__WHAT TO WORK ON__.
A - Answer from the article on the Game rent ruling:
(i) How much in unpaid rent must Game pay back?
(ii) To which court is Game considering an appeal?
(iii) Which firm acted for the landlords?
B - Set down word for word the passage of the article on the Game rent ruling starting with "However some have" and going on through "and the economy.".

__TEXT__.
Today’s decision that Game must pay back £3m in unpaid rent accrued during its administration period has been met with a positive reaction from most quarters.

The ruling was seen as a test case and will have ramifications for the retail sector, making it harder for retailers and their appointed administrators to avoid paying rent while insolvent and giving greater priority to landlords.

However some have expressed concern that administrators, when faced with the extra costs of paying rent, may be more inclined to shut shops sooner in an insolvency process, impacting jobs and the economy.

Reaction from Game

Game spokesman: “The Court of Appeal’s decision in this important test case for the property and retail markets fundamentally changes the law in relation to the payment of rent in an insolvency context.  There were important principles at stake for commercial landlords, retail tenants and, indeed, any company with property assets.

“Game’s exposure following this decision is limited to a one-off liability of £3m which has already been accounted for.  The real ramification of this decision is, however, that it will have a significant financial impact on all landlords, tenants and insolvency practitioners involved in current and future business insolvencies in this country.

“Game strongly argued against the law being changed on legal and commercial grounds and is now considering the possibility of an appeal to the Supreme Court.”

Reaction from the property community

Intu asset management director Kate Grant said: “This was the only possible fair outcome of the case, and one where common sense prevailed. By working together, the landlords have closed a damaging loophole and now we can look forward to a productive and collaborative relationship with insolvency practitioners and retailers.”

Hammerson head of credit control Duncan Grubb said: “The previous system was deeply unsatisfactory for both landlords and insolvency practitioners and this judgement provides a workable, common sense resolution to the payment of rent as an administration expense.

“This judgement will significantly change the relationship between landlords and insolvency practitioners, and will hopefully lead to more collaboration when dealing with critical situations. Corporate restructuring will now be focused purely on trading patterns and the viability of the ongoing business, rather than on rent free periods from landlords provided by a legal loophole.”

British Property Federation director of policy Ian Fletcher said: “The news of this ruling is hugely welcome, and it is excellent to see that common sense has prevailed. This is the fairest outcome for all, as it means that means landlords get paid and that insolvency practitioners can trade over the best timeframe for the rescue of the business.  We welcome the hard work that all involved have put into pursuing this judgement which will benefit all.”

Reaction from the legal community

BLP Real Estates Disputes acted for the landlords. Its partner Michael Metliss said: “This decision is a landmark one and should bring welcome clarity to what has become a contentious area of law in recent years. The landlord community will welcome the decision, knowing that they will receive payment for the use of their property by companies in administration.” 

Hogan Lovells partner Mathew Ditchburn said: “The decision will have major implications for the planning and implementation of corporate insolvencies and looks set to transform the relationship between insolvency practitioners and the property industry. Landlords have complained about the seemingly deliberate timing of appointments around rent days to avoid payments and have called for a return to the “pay as you go” regime previously adopted. The result is that administrators will no longer be able to plan for a rent free period during which landlords are kept at bay whilst a business is sold.  Yet the decision cuts both ways: administrators will not have to pay an entire quarter’s rent in advance where they happen to retain premises on the rent day but vacate part way through the quarter.”

__RAW RECORDS__.
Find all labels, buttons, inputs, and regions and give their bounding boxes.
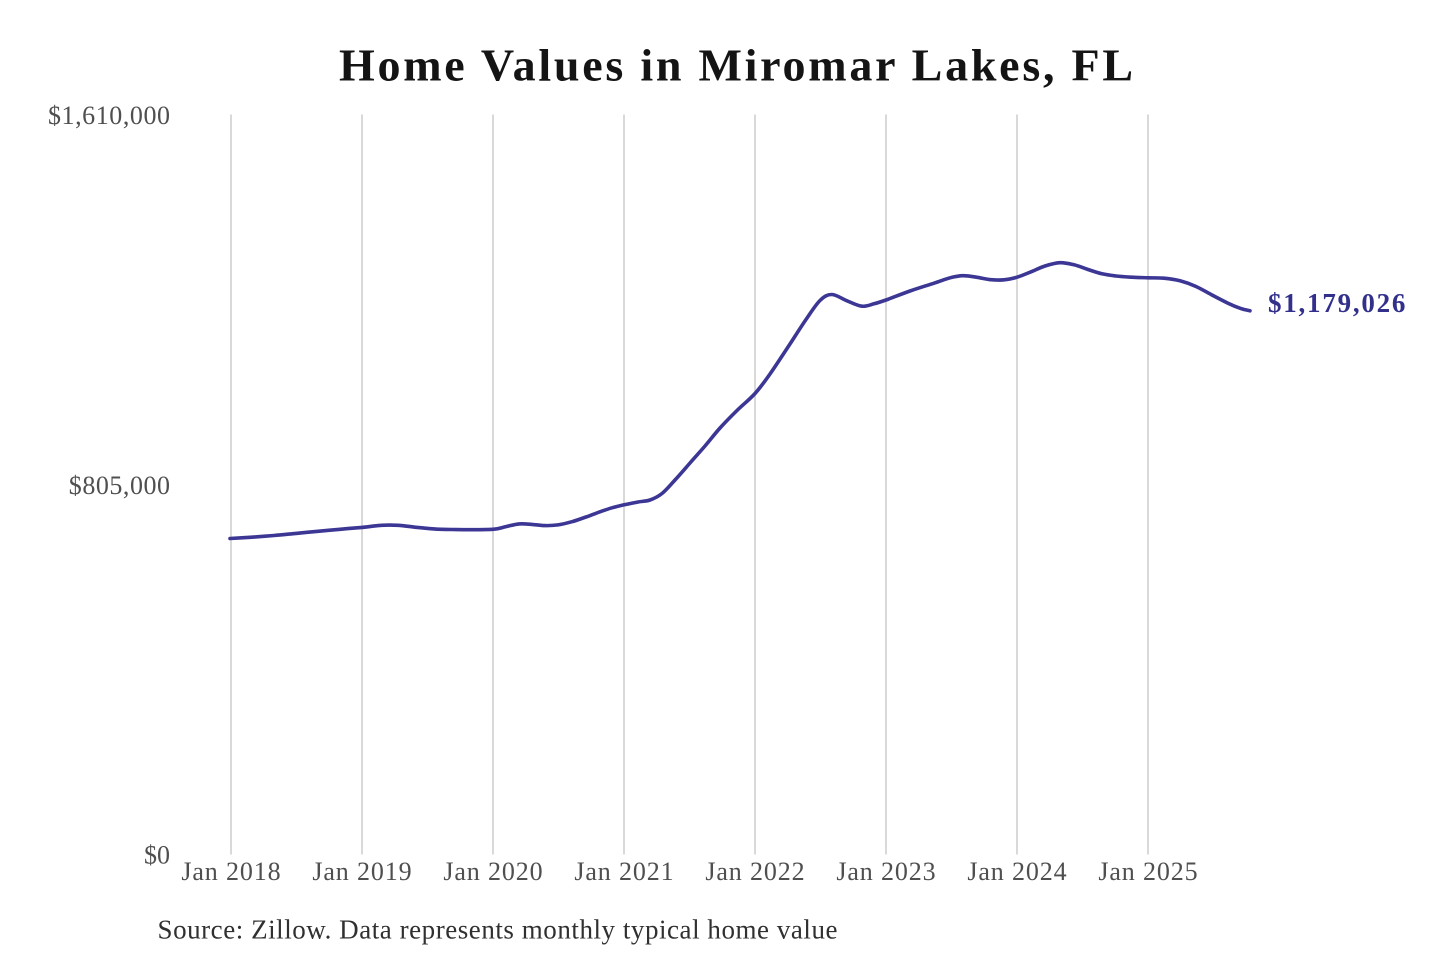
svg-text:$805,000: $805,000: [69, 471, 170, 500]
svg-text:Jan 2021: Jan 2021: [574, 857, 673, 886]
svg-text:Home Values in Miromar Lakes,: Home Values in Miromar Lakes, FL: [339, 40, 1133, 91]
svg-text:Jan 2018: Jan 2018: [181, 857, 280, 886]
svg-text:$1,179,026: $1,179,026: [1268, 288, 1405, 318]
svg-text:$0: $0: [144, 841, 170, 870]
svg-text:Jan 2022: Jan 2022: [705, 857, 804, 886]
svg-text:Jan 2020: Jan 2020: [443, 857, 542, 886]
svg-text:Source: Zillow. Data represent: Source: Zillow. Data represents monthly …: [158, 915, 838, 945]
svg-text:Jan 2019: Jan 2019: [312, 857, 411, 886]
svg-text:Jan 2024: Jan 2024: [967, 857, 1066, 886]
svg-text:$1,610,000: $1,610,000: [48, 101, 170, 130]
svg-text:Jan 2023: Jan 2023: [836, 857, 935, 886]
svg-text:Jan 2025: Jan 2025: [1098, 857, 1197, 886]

__SOLUTION LIST__.
A -
(i) £3m
(ii) The Supreme Court
(iii) BLP Real Estates Disputes

B -
However some have expressed concern that administrators, when faced with the extra costs of paying rent, may be more inclined to shut shops sooner in an insolvency process, impacting jobs and the economy.